* Begin Given data *

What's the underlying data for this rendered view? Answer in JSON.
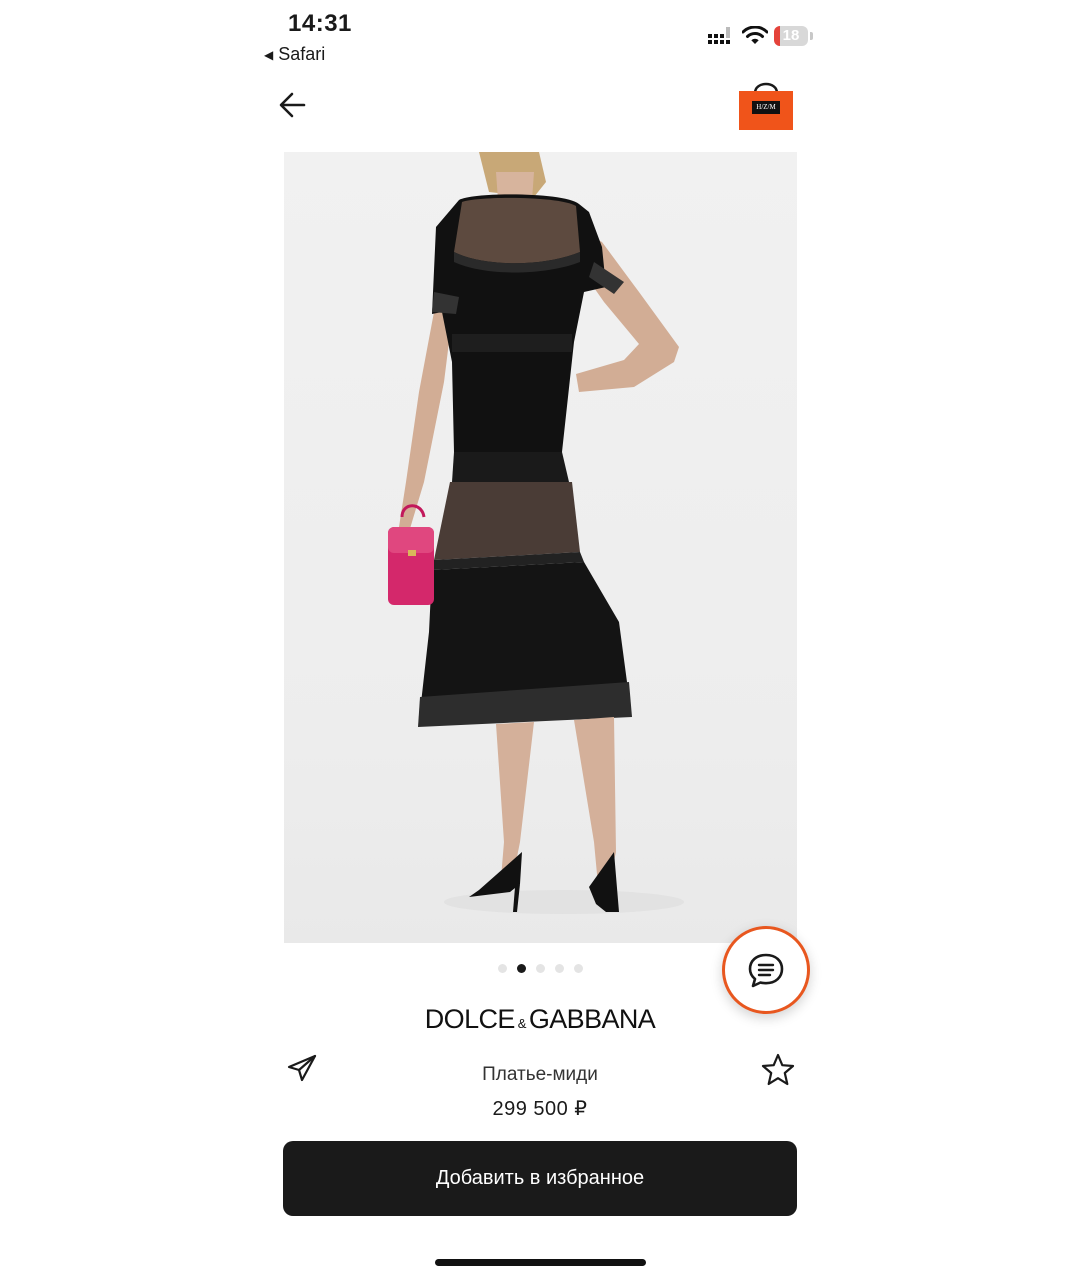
{
  "status_bar": {
    "time": "14:31",
    "back_app": "Safari",
    "battery": "18",
    "battery_level": 0.18
  },
  "nav": {
    "back_icon": "arrow-left-icon",
    "cart_icon": "shopping-bag-icon",
    "cart_logo_text": "H/Z/M"
  },
  "gallery": {
    "image_count": 5,
    "active_index": 1
  },
  "product": {
    "brand": "DOLCE",
    "brand_amp": "&",
    "brand_second": "GABBANA",
    "name": "Платье-миди",
    "price": "299 500 ₽"
  },
  "actions": {
    "share_icon": "telegram-send-icon",
    "favorite_icon": "star-outline-icon",
    "chat_icon": "chat-bubble-icon",
    "add_favorite_label": "Добавить в избранное"
  },
  "colors": {
    "accent": "#e8571f",
    "button_bg": "#1a1a1a"
  }
}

* End Given data *

Do this>
Show all lines in the entries above where the word "icon" appears.

Solution for this problem>
    "back_icon": "arrow-left-icon",
    "cart_icon": "shopping-bag-icon",
    "share_icon": "telegram-send-icon",
    "favorite_icon": "star-outline-icon",
    "chat_icon": "chat-bubble-icon",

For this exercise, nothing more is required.